## REQUIREMENT
Render each line of the data below as a Markdown table with two columns, Row and Content. Number the rows in order and omit any blank lines.

## PROVIDED ENTRIES
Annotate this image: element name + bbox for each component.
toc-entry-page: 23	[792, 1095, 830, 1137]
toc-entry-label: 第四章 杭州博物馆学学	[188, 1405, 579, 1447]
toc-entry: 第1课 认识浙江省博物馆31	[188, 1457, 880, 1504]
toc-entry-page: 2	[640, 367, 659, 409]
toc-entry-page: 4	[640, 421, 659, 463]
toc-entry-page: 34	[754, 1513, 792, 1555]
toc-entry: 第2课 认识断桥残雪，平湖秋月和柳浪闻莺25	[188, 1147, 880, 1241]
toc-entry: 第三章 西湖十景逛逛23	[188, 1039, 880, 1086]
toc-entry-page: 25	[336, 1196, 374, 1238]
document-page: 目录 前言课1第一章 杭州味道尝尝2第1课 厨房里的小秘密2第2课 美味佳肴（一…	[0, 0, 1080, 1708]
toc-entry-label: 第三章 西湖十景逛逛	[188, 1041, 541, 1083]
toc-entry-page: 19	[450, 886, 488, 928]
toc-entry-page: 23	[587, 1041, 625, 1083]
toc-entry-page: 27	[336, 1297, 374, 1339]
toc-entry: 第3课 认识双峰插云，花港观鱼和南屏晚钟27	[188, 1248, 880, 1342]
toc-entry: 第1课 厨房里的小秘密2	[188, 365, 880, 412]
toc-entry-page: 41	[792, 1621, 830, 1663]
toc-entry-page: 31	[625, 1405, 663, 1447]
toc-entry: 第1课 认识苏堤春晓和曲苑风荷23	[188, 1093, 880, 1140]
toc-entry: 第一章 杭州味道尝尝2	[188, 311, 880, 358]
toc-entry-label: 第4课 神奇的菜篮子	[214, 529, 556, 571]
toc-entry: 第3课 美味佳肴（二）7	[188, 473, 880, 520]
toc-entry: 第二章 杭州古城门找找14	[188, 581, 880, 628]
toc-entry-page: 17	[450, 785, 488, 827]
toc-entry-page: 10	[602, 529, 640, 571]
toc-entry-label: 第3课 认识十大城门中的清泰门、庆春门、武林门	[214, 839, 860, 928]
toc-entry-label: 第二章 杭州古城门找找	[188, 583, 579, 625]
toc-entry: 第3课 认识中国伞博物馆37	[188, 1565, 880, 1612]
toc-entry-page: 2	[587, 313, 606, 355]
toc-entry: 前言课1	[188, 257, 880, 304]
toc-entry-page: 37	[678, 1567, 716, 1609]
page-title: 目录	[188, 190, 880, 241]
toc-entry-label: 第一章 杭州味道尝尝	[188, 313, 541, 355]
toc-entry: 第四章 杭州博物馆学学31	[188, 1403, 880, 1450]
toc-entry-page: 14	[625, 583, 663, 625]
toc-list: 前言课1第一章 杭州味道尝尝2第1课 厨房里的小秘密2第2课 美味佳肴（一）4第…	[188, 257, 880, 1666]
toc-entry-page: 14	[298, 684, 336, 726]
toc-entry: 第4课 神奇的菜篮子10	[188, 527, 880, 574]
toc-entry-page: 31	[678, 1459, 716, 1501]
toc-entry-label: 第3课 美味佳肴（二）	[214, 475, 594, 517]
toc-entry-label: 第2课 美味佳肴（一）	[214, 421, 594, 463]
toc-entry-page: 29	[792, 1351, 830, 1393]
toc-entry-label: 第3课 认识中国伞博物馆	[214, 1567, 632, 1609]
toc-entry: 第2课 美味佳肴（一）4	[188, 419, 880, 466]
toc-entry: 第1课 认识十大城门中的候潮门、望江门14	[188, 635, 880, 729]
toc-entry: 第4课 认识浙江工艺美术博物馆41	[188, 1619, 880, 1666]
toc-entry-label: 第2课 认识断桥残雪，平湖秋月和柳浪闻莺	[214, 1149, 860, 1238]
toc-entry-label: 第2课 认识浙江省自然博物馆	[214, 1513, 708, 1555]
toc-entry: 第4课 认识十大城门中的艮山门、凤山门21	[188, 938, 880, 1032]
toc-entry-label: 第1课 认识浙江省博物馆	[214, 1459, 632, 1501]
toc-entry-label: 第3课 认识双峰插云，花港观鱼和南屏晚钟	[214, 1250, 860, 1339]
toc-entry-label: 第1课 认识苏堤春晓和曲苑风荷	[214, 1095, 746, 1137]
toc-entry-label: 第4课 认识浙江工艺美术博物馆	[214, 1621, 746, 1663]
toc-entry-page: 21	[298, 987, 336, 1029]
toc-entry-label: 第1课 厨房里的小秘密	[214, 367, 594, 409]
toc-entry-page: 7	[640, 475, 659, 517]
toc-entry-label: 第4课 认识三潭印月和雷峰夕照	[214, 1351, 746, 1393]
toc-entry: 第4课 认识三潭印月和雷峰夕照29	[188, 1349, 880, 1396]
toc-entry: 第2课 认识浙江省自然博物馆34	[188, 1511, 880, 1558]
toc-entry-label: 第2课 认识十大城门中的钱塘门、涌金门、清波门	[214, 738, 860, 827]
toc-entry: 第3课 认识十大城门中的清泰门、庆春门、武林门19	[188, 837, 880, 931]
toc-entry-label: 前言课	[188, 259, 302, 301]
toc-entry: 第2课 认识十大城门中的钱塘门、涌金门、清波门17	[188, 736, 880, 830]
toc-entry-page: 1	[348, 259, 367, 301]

## REPLY
| Row | Content |
|---|---|
| 1 | Annotate this image: element name + bbox for each component. |
| 2 | toc-entry-page: 23	[792, 1095, 830, 1137] |
| 3 | toc-entry-label: 第四章 杭州博物馆学学	[188, 1405, 579, 1447] |
| 4 | toc-entry: 第1课 认识浙江省博物馆31	[188, 1457, 880, 1504] |
| 5 | toc-entry-page: 2	[640, 367, 659, 409] |
| 6 | toc-entry-page: 4	[640, 421, 659, 463] |
| 7 | toc-entry-page: 34	[754, 1513, 792, 1555] |
| 8 | toc-entry: 第2课 认识断桥残雪，平湖秋月和柳浪闻莺25	[188, 1147, 880, 1241] |
| 9 | toc-entry: 第三章 西湖十景逛逛23	[188, 1039, 880, 1086] |
| 10 | toc-entry-page: 25	[336, 1196, 374, 1238] |
| 11 | document-page: 目录 前言课1第一章 杭州味道尝尝2第1课 厨房里的小秘密2第2课 美味佳肴（一…	[0, 0, 1080, 1708] |
| 12 | toc-entry-label: 第三章 西湖十景逛逛	[188, 1041, 541, 1083] |
| 13 | toc-entry-page: 19	[450, 886, 488, 928] |
| 14 | toc-entry-page: 23	[587, 1041, 625, 1083] |
| 15 | toc-entry-page: 27	[336, 1297, 374, 1339] |
| 16 | toc-entry: 第3课 认识双峰插云，花港观鱼和南屏晚钟27	[188, 1248, 880, 1342] |
| 17 | toc-entry: 第1课 厨房里的小秘密2	[188, 365, 880, 412] |
| 18 | toc-entry-page: 41	[792, 1621, 830, 1663] |
| 19 | toc-entry-page: 31	[625, 1405, 663, 1447] |
| 20 | toc-entry: 第1课 认识苏堤春晓和曲苑风荷23	[188, 1093, 880, 1140] |
| 21 | toc-entry: 第一章 杭州味道尝尝2	[188, 311, 880, 358] |
| 22 | toc-entry-label: 第4课 神奇的菜篮子	[214, 529, 556, 571] |
| 23 | toc-entry: 第3课 美味佳肴（二）7	[188, 473, 880, 520] |
| 24 | toc-entry: 第二章 杭州古城门找找14	[188, 581, 880, 628] |
| 25 | toc-entry-page: 17	[450, 785, 488, 827] |
| 26 | toc-entry-page: 10	[602, 529, 640, 571] |
| 27 | toc-entry-label: 第3课 认识十大城门中的清泰门、庆春门、武林门	[214, 839, 860, 928] |
| 28 | toc-entry-label: 第二章 杭州古城门找找	[188, 583, 579, 625] |
| 29 | toc-entry: 第3课 认识中国伞博物馆37	[188, 1565, 880, 1612] |
| 30 | toc-entry-page: 2	[587, 313, 606, 355] |
| 31 | toc-entry: 前言课1	[188, 257, 880, 304] |
| 32 | toc-entry-page: 37	[678, 1567, 716, 1609] |
| 33 | page-title: 目录	[188, 190, 880, 241] |
| 34 | toc-entry-label: 第一章 杭州味道尝尝	[188, 313, 541, 355] |
| 35 | toc-entry: 第四章 杭州博物馆学学31	[188, 1403, 880, 1450] |
| 36 | toc-entry-page: 14	[625, 583, 663, 625] |
| 37 | toc-list: 前言课1第一章 杭州味道尝尝2第1课 厨房里的小秘密2第2课 美味佳肴（一）4第…	[188, 257, 880, 1666] |
| 38 | toc-entry-page: 14	[298, 684, 336, 726] |
| 39 | toc-entry: 第4课 神奇的菜篮子10	[188, 527, 880, 574] |
| 40 | toc-entry-page: 31	[678, 1459, 716, 1501] |
| 41 | toc-entry-label: 第3课 美味佳肴（二）	[214, 475, 594, 517] |
| 42 | toc-entry-label: 第2课 美味佳肴（一）	[214, 421, 594, 463] |
| 43 | toc-entry-page: 29	[792, 1351, 830, 1393] |
| 44 | toc-entry-label: 第3课 认识中国伞博物馆	[214, 1567, 632, 1609] |
| 45 | toc-entry: 第2课 美味佳肴（一）4	[188, 419, 880, 466] |
| 46 | toc-entry: 第1课 认识十大城门中的候潮门、望江门14	[188, 635, 880, 729] |
| 47 | toc-entry: 第4课 认识浙江工艺美术博物馆41	[188, 1619, 880, 1666] |
| 48 | toc-entry-label: 第2课 认识断桥残雪，平湖秋月和柳浪闻莺	[214, 1149, 860, 1238] |
| 49 | toc-entry-label: 第2课 认识浙江省自然博物馆	[214, 1513, 708, 1555] |
| 50 | toc-entry: 第4课 认识十大城门中的艮山门、凤山门21	[188, 938, 880, 1032] |
| 51 | toc-entry-label: 第1课 认识浙江省博物馆	[214, 1459, 632, 1501] |
| 52 | toc-entry-label: 第3课 认识双峰插云，花港观鱼和南屏晚钟	[214, 1250, 860, 1339] |
| 53 | toc-entry-label: 第1课 认识苏堤春晓和曲苑风荷	[214, 1095, 746, 1137] |
| 54 | toc-entry-label: 第4课 认识浙江工艺美术博物馆	[214, 1621, 746, 1663] |
| 55 | toc-entry-page: 21	[298, 987, 336, 1029] |
| 56 | toc-entry-label: 第1课 厨房里的小秘密	[214, 367, 594, 409] |
| 57 | toc-entry-page: 7	[640, 475, 659, 517] |
| 58 | toc-entry-label: 第4课 认识三潭印月和雷峰夕照	[214, 1351, 746, 1393] |
| 59 | toc-entry: 第4课 认识三潭印月和雷峰夕照29	[188, 1349, 880, 1396] |
| 60 | toc-entry: 第2课 认识浙江省自然博物馆34	[188, 1511, 880, 1558] |
| 61 | toc-entry-label: 第2课 认识十大城门中的钱塘门、涌金门、清波门	[214, 738, 860, 827] |
| 62 | toc-entry: 第3课 认识十大城门中的清泰门、庆春门、武林门19	[188, 837, 880, 931] |
| 63 | toc-entry-label: 前言课	[188, 259, 302, 301] |
| 64 | toc-entry: 第2课 认识十大城门中的钱塘门、涌金门、清波门17	[188, 736, 880, 830] |
| 65 | toc-entry-page: 1	[348, 259, 367, 301] |